• Your task
Count lines, not occurrences: give the number of lines holding the word "Osanobua", and nothing besides.

# # # #

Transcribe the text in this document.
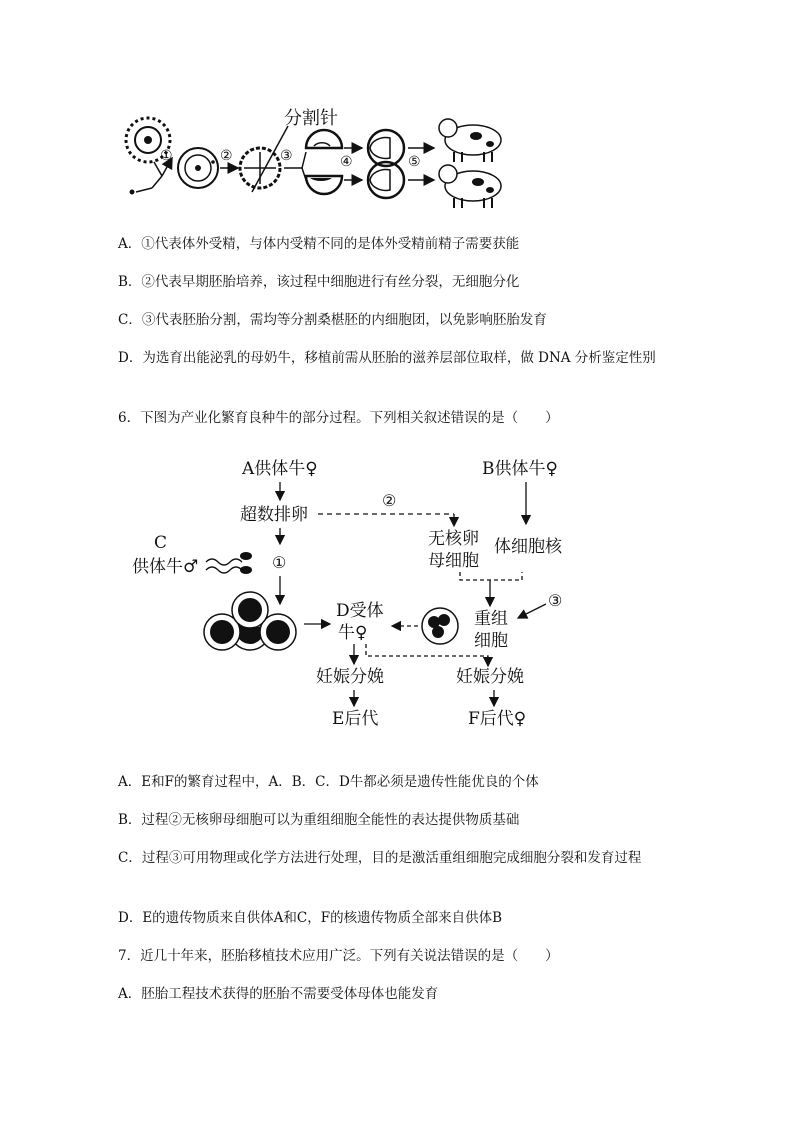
①	②
分割针
③	④	⑤
A．①代表体外受精，与体内受精不同的是体外受精前精子需要获能
B．②代表早期胚胎培养，该过程中细胞进行有丝分裂，无细胞分化
C．③代表胚胎分割，需均等分割桑椹胚的内细胞团，以免影响胚胎发育
D．为选育出能泌乳的母奶牛，移植前需从胚胎的滋养层部位取样，做 DNA 分析鉴定性别
6．下图为产业化繁育良种牛的部分过程。下列相关叙述错误的是（　　）
A供体牛♀	B供体牛♀
超数排卵
②
C
供体牛♂	①
无核卵
母细胞
体细胞核
D受体
牛♀
③
重组
细胞
妊娠分娩	妊娠分娩
E后代	F后代♀
A．E和F的繁育过程中，A．B．C．D牛都必须是遗传性能优良的个体
B．过程②无核卵母细胞可以为重组细胞全能性的表达提供物质基础
C．过程③可用物理或化学方法进行处理，目的是激活重组细胞完成细胞分裂和发育过程
D．E的遗传物质来自供体A和C，F的核遗传物质全部来自供体B
7．近几十年来，胚胎移植技术应用广泛。下列有关说法错误的是（　　）
A．胚胎工程技术获得的胚胎不需要受体母体也能发育
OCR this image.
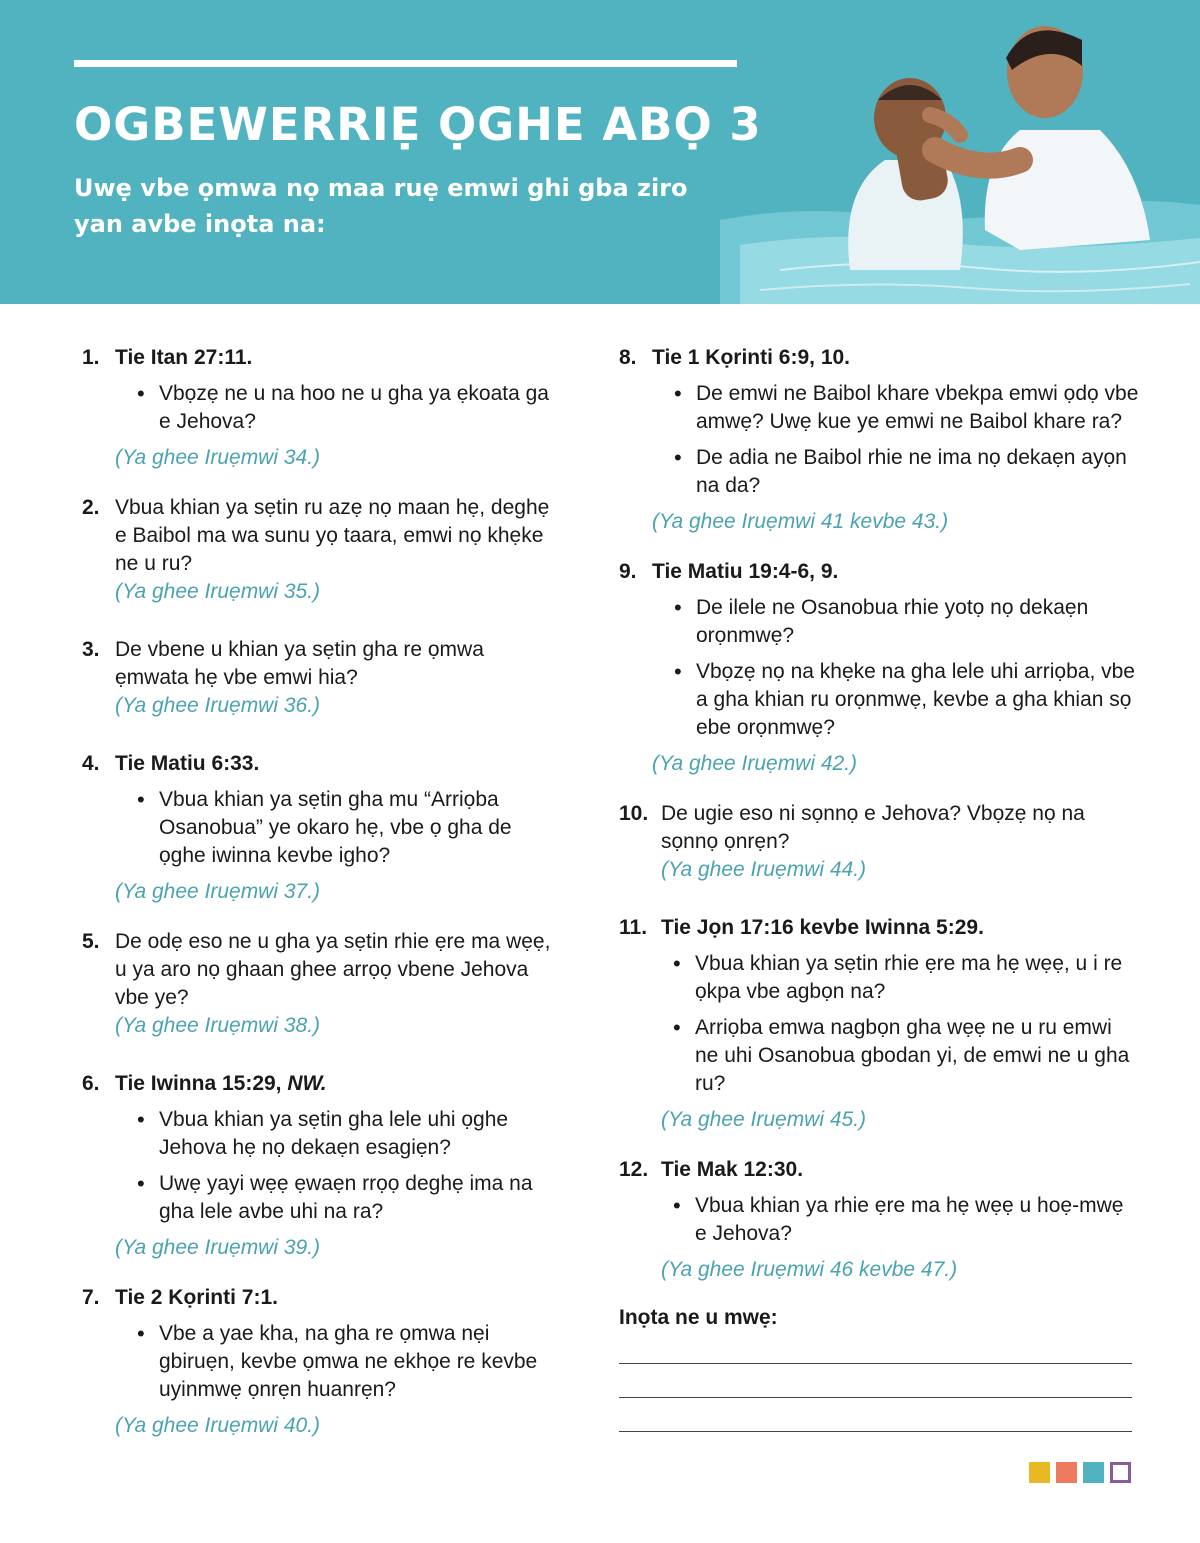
OGBEWERRIẸ ỌGHE ABỌ 3

Uwẹ vbe ọmwa nọ maa ruẹ emwi ghi gba ziro yan avbe inọta na:

1. Tie Itan 27:11.
• Vbọzẹ ne u na hoo ne u gha ya ẹkoata ga e Jehova?
(Ya ghee Iruẹmwi 34.)
2. Vbua khian ya sẹtin ru azẹ nọ maan hẹ, deghẹ e Baibol ma wa sunu yọ taara, emwi nọ khẹke ne u ru?
(Ya ghee Iruẹmwi 35.)
3. De vbene u khian ya sẹtin gha re ọmwa ẹmwata hẹ vbe emwi hia?
(Ya ghee Iruẹmwi 36.)
4. Tie Matiu 6:33.
• Vbua khian ya sẹtin gha mu “Arriọba Osanobua” ye okaro hẹ, vbe ọ gha de ọghe iwinna kevbe igho?
(Ya ghee Iruẹmwi 37.)
5. De odẹ eso ne u gha ya sẹtin rhie ẹre ma wẹẹ, u ya aro nọ ghaan ghee arrọọ vbene Jehova vbe ye?
(Ya ghee Iruẹmwi 38.)
6. Tie Iwinna 15:29, NW.
• Vbua khian ya sẹtin gha lele uhi ọghe Jehova hẹ nọ dekaẹn esagiẹn?
• Uwẹ yayi wẹẹ ẹwaẹn rrọọ deghẹ ima na gha lele avbe uhi na ra?
(Ya ghee Iruẹmwi 39.)
7. Tie 2 Kọrinti 7:1.
• Vbe a yae kha, na gha re ọmwa nẹi gbiruẹn, kevbe ọmwa ne ekhọe re kevbe uyinmwẹ ọnrẹn huanrẹn?
(Ya ghee Iruẹmwi 40.)
8. Tie 1 Kọrinti 6:9, 10.
• De emwi ne Baibol khare vbekpa emwi ọdọ vbe amwẹ? Uwẹ kue ye emwi ne Baibol khare ra?
• De adia ne Baibol rhie ne ima nọ dekaẹn ayọn na da?
(Ya ghee Iruẹmwi 41 kevbe 43.)
9. Tie Matiu 19:4-6, 9.
• De ilele ne Osanobua rhie yotọ nọ dekaẹn orọnmwẹ?
• Vbọzẹ nọ na khẹke na gha lele uhi arriọba, vbe a gha khian ru orọnmwẹ, kevbe a gha khian sọ ebe orọnmwẹ?
(Ya ghee Iruẹmwi 42.)
10. De ugie eso ni sọnnọ e Jehova? Vbọzẹ nọ na sọnnọ ọnrẹn?
(Ya ghee Iruẹmwi 44.)
11. Tie Jọn 17:16 kevbe Iwinna 5:29.
• Vbua khian ya sẹtin rhie ẹre ma hẹ wẹẹ, u i re ọkpa vbe agbọn na?
• Arriọba emwa nagbọn gha wẹẹ ne u ru emwi ne uhi Osanobua gbodan yi, de emwi ne u gha ru?
(Ya ghee Iruẹmwi 45.)
12. Tie Mak 12:30.
• Vbua khian ya rhie ẹre ma hẹ wẹẹ u hoẹ-mwẹ e Jehova?
(Ya ghee Iruẹmwi 46 kevbe 47.)
Inọta ne u mwẹ:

# # # #

• Task solution
3